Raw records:
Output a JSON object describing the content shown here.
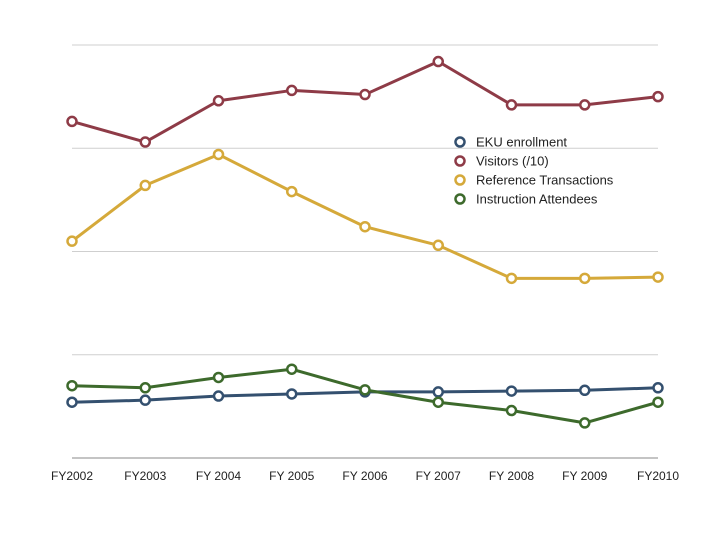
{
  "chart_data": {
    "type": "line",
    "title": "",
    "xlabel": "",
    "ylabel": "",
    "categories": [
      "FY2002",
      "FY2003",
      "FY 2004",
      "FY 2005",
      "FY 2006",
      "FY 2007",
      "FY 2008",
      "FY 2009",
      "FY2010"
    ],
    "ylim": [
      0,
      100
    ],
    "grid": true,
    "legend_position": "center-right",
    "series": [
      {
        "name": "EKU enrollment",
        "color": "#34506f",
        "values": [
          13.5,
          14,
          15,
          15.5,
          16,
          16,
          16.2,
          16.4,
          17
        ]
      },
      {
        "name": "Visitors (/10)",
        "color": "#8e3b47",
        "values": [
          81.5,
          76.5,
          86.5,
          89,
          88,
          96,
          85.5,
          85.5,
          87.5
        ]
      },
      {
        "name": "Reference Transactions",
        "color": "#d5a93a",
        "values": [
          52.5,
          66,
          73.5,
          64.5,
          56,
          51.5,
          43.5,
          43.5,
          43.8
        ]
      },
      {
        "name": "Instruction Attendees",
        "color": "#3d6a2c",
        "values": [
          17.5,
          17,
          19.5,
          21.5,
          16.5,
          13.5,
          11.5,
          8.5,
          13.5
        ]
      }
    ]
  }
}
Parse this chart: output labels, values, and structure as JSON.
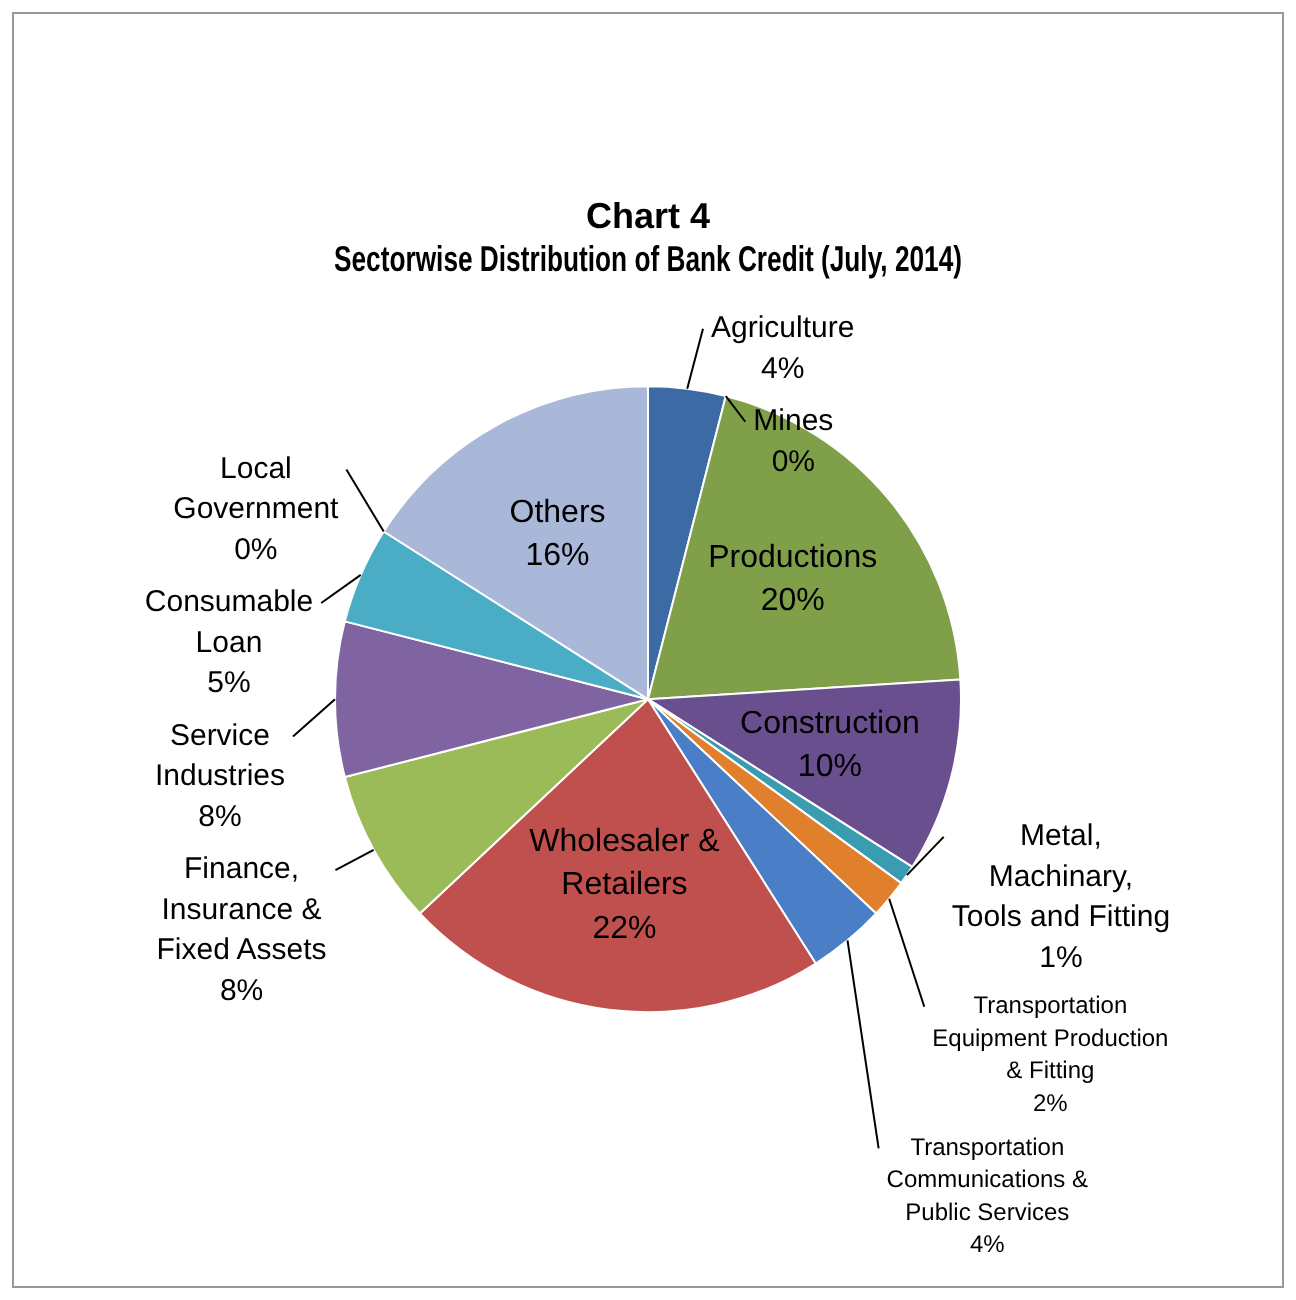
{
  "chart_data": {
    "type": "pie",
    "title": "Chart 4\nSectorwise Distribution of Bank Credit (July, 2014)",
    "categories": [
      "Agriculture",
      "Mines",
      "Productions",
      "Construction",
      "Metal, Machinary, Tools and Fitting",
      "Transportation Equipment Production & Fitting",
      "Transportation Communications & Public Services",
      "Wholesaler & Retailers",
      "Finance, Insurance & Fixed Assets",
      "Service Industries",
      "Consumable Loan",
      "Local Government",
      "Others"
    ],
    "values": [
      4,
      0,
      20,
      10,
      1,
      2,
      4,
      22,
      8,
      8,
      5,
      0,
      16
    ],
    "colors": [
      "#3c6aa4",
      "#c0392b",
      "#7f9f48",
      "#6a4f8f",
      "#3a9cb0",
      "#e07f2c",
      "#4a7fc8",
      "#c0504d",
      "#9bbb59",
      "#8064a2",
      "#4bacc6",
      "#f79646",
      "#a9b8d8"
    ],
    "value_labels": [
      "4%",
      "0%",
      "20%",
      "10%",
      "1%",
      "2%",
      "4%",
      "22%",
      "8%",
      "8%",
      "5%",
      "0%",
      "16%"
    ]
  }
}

---

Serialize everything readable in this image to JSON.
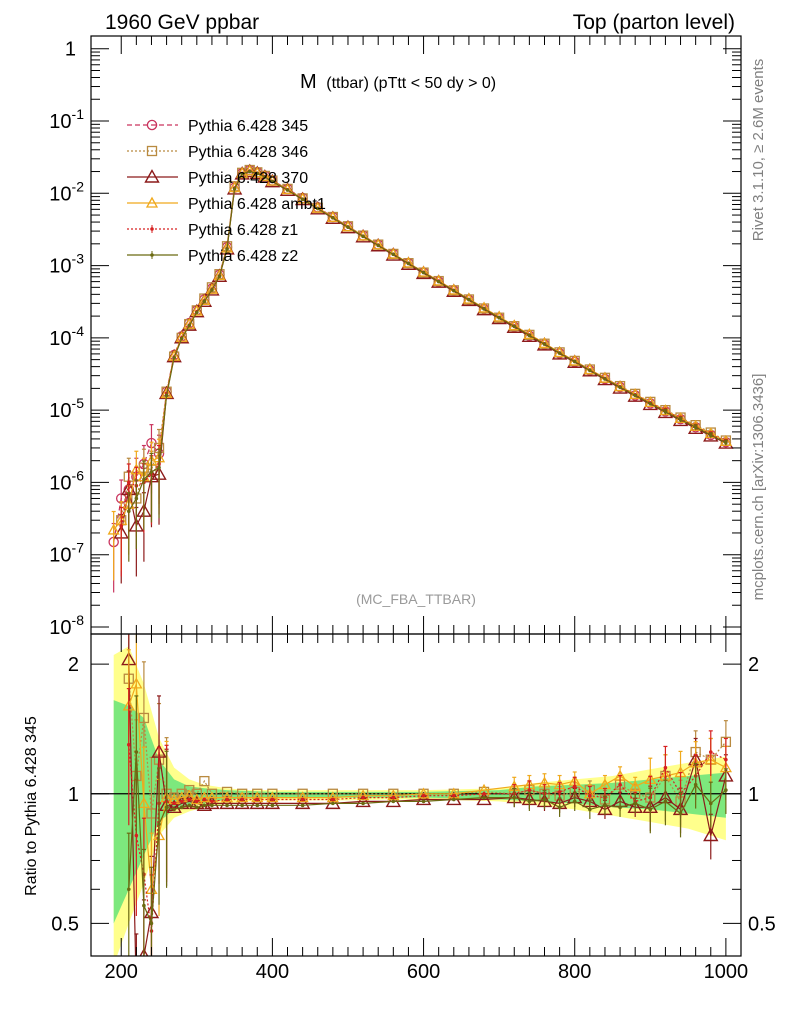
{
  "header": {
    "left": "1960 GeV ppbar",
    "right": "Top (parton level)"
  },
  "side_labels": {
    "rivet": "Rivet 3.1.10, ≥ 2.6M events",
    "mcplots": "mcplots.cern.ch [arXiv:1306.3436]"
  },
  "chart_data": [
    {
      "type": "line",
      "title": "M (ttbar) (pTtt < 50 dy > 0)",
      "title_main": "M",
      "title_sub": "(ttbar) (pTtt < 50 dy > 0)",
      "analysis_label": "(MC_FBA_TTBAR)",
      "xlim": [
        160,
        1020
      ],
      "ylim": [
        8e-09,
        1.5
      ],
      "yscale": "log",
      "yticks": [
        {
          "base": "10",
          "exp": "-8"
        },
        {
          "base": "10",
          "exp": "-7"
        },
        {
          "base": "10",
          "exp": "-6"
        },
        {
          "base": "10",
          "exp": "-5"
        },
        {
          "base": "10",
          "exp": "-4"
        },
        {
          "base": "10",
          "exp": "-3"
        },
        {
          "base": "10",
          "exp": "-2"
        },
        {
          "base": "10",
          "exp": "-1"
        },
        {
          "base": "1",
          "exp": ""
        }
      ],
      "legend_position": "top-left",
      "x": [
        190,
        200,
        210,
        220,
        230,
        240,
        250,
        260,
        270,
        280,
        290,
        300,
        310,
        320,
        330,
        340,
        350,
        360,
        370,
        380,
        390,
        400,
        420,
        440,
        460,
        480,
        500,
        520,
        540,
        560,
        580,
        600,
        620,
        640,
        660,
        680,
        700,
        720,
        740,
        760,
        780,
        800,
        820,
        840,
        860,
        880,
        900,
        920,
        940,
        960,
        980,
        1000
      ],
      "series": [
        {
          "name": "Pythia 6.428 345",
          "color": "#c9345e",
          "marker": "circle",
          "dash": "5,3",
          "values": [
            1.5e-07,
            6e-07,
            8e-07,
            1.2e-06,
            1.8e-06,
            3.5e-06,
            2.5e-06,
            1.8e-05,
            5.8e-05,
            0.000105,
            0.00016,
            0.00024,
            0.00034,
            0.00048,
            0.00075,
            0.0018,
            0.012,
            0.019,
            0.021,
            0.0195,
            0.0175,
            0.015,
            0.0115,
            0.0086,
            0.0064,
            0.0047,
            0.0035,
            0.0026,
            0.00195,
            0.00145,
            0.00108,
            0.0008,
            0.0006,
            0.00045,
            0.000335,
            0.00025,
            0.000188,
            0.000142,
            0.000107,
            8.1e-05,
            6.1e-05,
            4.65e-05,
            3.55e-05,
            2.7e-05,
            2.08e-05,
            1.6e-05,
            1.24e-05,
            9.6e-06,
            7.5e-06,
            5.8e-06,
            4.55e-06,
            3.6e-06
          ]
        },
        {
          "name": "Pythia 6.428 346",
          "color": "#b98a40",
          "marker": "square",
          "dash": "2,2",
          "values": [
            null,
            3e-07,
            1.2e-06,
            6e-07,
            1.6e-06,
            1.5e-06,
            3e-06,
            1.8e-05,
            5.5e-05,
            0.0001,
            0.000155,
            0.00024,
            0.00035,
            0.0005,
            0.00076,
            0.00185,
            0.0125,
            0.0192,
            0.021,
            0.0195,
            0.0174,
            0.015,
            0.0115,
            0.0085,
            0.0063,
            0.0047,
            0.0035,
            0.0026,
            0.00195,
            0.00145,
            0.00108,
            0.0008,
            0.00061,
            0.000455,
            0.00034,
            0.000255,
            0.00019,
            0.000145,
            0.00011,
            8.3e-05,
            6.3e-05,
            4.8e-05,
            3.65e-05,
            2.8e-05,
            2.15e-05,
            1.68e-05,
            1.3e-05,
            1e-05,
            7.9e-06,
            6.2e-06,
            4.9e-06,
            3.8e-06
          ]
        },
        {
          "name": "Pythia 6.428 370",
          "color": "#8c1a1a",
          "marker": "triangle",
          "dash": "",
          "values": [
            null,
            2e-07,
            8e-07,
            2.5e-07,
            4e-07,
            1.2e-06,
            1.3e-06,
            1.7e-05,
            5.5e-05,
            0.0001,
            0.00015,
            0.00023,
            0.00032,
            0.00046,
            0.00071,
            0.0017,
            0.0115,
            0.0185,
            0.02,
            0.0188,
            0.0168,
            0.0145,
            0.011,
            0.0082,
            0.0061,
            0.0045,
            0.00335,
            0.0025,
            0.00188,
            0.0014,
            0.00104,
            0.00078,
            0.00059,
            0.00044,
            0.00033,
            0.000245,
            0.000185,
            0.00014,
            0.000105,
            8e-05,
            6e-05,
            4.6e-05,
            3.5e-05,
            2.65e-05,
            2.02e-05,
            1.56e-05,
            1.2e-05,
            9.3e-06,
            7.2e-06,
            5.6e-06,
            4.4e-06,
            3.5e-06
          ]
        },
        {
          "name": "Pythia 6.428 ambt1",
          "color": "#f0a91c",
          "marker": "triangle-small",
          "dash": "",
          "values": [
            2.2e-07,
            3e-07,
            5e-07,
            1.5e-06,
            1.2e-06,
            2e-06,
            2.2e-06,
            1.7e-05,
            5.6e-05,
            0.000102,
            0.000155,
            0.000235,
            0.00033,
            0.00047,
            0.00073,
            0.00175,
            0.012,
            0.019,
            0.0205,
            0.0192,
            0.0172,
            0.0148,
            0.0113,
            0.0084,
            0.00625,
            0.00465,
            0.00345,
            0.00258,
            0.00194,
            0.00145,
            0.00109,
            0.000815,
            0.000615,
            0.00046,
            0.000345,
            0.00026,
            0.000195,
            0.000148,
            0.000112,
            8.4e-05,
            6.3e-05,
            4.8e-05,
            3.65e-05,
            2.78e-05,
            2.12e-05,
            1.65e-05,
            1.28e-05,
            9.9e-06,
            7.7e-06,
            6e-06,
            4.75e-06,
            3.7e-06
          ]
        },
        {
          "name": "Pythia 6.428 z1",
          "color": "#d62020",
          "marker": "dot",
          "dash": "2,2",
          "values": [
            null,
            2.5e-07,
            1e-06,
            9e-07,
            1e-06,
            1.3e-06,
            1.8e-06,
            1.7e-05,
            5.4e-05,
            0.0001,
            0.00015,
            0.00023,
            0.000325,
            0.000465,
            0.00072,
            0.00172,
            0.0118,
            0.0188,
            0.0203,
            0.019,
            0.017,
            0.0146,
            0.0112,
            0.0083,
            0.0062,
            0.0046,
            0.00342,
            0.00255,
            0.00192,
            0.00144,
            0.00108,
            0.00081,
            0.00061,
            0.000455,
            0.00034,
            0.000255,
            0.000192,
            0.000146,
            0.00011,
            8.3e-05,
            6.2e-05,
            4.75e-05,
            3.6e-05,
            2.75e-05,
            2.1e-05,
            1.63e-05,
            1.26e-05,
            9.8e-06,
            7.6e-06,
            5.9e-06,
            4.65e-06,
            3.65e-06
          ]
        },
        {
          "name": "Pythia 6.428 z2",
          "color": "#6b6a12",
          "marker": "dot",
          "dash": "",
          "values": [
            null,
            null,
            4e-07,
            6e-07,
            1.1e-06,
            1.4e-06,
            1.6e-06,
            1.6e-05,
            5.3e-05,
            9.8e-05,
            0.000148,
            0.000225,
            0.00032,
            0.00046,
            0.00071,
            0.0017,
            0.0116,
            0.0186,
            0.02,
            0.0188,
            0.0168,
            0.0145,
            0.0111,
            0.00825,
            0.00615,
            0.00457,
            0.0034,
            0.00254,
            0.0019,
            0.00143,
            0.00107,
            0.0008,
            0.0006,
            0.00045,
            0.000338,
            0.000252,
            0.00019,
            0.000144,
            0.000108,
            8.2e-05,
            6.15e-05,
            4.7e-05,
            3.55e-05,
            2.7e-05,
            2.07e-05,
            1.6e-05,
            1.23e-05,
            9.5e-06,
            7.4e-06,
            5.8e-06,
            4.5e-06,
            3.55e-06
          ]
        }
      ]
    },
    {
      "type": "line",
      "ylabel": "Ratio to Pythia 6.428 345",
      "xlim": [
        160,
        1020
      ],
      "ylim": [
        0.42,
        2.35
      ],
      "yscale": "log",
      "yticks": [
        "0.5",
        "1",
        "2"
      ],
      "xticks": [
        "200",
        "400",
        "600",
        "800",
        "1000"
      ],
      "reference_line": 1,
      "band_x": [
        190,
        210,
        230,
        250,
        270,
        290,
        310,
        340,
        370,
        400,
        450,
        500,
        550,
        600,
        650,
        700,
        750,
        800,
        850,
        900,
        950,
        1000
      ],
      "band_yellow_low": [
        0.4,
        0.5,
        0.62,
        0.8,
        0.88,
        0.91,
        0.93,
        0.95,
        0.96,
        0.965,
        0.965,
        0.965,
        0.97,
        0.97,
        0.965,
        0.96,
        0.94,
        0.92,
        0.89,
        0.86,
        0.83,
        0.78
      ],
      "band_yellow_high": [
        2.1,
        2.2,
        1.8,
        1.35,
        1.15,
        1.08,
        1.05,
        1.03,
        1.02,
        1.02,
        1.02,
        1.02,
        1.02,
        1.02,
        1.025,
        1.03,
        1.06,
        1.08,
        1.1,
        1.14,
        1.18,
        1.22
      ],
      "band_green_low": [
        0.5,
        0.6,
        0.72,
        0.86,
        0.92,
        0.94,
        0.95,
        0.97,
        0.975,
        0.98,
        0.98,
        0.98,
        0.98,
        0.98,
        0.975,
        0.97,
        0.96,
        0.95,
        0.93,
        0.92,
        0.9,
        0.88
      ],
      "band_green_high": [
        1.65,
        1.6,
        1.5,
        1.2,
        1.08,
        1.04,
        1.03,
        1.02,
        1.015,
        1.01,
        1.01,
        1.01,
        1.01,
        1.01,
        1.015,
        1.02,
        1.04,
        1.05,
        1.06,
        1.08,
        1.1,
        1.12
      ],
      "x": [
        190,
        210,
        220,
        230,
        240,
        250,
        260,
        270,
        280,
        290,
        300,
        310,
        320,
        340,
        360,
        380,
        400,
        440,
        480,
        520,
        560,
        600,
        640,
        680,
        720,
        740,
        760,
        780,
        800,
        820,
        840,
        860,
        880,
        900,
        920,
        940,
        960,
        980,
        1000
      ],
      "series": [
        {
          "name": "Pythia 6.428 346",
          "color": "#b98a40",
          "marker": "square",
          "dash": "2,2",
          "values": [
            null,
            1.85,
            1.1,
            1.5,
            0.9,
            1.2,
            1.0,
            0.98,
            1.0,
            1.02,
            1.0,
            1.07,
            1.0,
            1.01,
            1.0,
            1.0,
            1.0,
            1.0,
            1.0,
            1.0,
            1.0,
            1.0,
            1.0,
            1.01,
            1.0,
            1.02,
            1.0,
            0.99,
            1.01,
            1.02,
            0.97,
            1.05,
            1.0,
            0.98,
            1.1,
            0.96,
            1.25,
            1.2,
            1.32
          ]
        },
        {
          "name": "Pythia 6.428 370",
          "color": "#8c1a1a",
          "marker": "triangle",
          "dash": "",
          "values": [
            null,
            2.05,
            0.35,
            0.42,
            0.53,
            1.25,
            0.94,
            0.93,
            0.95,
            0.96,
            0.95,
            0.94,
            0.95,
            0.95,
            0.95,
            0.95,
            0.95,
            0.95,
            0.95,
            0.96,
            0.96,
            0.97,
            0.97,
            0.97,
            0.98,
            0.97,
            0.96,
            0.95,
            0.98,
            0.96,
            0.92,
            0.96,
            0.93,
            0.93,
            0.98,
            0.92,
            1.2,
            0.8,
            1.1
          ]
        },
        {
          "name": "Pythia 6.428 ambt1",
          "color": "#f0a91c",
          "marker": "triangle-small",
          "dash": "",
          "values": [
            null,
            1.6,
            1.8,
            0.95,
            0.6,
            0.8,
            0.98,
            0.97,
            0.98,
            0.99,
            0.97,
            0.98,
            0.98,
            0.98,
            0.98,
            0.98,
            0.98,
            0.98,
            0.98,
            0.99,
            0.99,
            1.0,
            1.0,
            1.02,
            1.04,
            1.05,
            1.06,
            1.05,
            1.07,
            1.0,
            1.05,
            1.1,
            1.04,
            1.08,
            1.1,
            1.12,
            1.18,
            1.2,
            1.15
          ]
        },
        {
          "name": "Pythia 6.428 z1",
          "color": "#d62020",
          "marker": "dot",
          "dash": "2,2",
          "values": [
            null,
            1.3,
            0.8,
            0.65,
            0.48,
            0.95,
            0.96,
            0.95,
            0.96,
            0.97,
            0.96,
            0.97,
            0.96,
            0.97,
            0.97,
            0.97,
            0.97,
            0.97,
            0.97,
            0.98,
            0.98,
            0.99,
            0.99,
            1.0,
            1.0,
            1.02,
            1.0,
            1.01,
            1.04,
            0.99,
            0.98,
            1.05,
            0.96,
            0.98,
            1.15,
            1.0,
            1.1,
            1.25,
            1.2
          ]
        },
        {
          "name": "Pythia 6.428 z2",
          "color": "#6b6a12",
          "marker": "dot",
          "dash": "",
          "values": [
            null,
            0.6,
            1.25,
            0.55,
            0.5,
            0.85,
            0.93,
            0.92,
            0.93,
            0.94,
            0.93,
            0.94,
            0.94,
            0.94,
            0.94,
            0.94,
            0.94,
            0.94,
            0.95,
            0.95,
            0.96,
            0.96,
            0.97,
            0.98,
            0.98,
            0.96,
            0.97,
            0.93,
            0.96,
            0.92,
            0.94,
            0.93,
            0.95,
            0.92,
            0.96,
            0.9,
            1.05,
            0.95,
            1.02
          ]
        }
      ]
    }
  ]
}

* * *

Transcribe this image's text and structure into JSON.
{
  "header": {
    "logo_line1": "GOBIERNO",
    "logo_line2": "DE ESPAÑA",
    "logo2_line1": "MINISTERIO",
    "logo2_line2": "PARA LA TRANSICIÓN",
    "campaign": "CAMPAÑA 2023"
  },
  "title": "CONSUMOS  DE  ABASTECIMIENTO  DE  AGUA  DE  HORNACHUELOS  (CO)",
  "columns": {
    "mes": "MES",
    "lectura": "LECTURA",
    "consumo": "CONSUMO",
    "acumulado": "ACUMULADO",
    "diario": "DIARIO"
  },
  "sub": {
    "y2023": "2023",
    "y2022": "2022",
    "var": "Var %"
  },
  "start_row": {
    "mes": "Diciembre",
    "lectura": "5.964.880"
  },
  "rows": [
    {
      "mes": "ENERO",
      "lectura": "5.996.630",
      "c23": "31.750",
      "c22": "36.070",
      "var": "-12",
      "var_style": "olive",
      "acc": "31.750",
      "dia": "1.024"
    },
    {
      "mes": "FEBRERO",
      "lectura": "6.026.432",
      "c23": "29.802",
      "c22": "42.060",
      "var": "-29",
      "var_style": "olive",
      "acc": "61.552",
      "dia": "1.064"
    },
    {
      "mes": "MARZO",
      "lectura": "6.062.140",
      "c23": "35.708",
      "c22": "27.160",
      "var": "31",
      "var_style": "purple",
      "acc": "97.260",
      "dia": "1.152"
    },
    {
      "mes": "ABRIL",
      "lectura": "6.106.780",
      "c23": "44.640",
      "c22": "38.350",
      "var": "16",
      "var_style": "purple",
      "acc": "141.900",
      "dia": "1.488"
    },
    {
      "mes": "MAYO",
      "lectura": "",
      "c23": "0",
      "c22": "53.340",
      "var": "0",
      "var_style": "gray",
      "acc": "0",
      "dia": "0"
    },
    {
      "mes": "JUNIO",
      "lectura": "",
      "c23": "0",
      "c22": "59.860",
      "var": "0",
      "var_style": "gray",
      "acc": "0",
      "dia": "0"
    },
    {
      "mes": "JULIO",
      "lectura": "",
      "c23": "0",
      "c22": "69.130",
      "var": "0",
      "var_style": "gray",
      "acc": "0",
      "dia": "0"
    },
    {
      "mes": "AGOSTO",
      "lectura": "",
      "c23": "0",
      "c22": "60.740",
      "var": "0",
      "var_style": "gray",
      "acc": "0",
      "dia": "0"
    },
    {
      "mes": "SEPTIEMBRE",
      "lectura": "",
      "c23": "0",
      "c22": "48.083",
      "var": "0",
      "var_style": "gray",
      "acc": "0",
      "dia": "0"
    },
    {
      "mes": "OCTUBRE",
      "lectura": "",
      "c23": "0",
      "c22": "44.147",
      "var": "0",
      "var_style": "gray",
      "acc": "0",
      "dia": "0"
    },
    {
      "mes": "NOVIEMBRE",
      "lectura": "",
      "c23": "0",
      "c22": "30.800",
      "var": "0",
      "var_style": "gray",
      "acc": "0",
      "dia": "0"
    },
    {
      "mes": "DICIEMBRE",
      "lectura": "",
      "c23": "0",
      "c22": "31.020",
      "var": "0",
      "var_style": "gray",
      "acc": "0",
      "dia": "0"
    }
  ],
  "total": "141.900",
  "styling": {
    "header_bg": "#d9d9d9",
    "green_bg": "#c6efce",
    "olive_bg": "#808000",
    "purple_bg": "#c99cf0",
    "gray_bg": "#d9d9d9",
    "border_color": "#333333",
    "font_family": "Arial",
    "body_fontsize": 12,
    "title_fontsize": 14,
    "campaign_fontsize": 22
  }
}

**What this task involves:** Using the entries above, find all lines with "ylabel". Copy them.

**Response:**
    "ylabel": "",
      "ylabel": "Ratio to Pythia 6.428 345",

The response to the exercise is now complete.